• Record list:
--

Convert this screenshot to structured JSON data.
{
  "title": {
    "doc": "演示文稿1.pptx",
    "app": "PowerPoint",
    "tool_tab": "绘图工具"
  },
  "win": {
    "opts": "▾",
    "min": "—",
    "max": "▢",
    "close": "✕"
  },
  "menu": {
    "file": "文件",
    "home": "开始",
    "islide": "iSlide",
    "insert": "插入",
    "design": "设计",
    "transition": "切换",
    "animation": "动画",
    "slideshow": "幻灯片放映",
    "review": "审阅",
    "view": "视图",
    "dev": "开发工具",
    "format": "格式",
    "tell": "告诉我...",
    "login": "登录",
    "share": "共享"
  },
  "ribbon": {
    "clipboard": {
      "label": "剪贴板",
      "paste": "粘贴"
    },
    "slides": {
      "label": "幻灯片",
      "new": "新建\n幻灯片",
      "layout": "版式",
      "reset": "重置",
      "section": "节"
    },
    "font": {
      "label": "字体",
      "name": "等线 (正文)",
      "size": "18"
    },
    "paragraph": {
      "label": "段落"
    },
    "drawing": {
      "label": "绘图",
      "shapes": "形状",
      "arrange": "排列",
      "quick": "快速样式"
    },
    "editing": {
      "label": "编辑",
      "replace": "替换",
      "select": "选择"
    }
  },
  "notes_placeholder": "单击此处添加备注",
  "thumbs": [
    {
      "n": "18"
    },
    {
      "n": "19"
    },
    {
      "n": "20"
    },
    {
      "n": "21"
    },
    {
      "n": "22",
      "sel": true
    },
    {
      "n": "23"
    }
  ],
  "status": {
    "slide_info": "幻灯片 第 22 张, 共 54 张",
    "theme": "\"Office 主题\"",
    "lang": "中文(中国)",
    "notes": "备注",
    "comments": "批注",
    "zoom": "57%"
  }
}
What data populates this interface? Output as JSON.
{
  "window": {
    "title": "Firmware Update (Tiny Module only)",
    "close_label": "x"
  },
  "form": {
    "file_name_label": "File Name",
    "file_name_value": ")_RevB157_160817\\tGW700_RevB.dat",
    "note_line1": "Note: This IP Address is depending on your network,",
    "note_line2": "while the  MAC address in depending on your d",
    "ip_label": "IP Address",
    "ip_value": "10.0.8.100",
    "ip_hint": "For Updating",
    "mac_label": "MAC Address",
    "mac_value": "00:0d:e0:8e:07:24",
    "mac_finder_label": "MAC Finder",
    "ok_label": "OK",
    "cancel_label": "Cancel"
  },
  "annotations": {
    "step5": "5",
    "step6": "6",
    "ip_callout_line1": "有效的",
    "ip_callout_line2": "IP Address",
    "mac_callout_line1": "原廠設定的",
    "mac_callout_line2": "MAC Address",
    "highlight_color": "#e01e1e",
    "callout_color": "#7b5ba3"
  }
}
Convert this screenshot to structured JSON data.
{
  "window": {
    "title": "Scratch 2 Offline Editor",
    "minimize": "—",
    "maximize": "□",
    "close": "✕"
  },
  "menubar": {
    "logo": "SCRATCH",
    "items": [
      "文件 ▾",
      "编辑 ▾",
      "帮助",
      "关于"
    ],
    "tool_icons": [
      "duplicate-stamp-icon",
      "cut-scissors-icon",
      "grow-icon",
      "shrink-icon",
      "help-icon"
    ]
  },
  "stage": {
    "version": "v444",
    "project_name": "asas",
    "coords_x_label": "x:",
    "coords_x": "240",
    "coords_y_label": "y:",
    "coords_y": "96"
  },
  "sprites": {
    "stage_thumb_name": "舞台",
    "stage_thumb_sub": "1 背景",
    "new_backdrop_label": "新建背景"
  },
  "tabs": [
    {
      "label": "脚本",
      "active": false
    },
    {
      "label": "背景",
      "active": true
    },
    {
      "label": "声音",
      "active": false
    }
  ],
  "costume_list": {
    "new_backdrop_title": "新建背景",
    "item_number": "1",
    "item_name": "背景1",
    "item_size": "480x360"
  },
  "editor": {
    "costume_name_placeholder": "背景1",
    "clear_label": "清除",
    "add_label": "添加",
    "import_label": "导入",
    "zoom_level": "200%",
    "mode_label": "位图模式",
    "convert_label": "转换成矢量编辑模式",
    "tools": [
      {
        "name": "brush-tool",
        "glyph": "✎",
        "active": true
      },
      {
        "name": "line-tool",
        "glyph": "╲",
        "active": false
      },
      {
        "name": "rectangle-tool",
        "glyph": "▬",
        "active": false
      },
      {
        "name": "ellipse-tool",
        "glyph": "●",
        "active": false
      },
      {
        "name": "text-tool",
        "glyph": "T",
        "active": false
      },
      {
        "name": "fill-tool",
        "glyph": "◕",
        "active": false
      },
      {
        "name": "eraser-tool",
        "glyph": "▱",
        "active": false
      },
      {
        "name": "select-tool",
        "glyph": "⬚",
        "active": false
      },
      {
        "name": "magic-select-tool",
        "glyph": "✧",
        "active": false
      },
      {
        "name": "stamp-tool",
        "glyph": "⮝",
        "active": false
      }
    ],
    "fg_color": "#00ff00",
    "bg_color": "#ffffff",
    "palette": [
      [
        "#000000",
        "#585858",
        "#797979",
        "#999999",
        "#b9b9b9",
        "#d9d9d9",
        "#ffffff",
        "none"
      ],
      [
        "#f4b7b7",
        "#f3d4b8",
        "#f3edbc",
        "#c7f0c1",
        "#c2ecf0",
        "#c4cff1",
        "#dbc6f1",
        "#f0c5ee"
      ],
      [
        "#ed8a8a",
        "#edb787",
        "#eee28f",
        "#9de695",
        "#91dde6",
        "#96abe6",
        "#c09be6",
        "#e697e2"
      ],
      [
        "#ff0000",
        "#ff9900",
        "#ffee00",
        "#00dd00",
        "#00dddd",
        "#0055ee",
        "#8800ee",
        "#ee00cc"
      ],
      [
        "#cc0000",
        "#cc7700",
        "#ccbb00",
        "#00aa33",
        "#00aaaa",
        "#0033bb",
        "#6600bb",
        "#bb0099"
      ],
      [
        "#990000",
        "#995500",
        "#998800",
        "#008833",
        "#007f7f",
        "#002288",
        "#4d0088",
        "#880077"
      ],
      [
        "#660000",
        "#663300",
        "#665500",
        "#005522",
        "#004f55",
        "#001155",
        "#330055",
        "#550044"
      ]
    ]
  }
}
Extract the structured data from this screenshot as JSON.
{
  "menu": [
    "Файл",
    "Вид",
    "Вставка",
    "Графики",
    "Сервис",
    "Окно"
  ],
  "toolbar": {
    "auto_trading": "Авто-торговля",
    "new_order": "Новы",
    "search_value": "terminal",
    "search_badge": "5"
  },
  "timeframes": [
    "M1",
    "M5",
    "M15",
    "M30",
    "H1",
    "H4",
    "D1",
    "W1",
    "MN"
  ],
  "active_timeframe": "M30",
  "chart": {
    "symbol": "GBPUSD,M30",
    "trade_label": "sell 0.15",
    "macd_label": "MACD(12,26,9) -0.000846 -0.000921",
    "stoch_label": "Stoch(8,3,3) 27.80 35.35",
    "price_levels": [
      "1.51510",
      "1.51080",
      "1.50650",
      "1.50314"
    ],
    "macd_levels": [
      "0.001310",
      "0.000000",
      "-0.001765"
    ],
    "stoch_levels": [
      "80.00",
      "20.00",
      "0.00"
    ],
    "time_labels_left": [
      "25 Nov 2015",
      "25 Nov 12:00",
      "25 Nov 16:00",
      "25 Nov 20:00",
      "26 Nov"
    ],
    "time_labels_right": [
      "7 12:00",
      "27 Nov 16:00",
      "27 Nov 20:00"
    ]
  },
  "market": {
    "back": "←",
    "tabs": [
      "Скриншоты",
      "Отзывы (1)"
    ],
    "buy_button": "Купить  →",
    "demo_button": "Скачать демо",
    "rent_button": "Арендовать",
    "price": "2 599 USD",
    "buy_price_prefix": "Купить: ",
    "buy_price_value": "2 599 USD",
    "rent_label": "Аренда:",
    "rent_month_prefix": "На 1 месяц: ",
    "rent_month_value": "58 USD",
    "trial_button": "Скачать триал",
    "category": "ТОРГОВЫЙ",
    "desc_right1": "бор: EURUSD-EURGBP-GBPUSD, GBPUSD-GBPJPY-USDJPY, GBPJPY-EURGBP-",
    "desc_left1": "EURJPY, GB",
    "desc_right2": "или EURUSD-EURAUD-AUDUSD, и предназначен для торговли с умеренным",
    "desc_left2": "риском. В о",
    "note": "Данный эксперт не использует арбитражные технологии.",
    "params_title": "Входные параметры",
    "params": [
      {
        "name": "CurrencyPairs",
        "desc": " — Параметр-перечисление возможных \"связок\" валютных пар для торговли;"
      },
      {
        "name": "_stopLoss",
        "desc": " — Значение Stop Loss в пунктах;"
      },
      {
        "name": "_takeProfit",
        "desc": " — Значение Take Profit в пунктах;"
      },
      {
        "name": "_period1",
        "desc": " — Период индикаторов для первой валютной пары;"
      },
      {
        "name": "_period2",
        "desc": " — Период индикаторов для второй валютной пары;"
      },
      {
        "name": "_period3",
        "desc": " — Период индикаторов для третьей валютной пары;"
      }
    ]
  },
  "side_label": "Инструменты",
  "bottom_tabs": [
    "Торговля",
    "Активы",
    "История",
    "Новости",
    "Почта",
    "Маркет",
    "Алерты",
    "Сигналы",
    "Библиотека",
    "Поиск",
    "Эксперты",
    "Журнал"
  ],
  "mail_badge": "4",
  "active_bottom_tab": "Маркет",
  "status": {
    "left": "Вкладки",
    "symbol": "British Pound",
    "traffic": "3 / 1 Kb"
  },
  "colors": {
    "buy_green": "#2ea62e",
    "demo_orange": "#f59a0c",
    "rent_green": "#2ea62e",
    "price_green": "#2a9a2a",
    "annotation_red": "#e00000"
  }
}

--

From the records above, pull out each line that has "data".

Convert this screenshot to structured JSON data.
What data populates this interface? Output as JSON.
Convert this screenshot to structured JSON data.
Extract the structured data from this screenshot as JSON.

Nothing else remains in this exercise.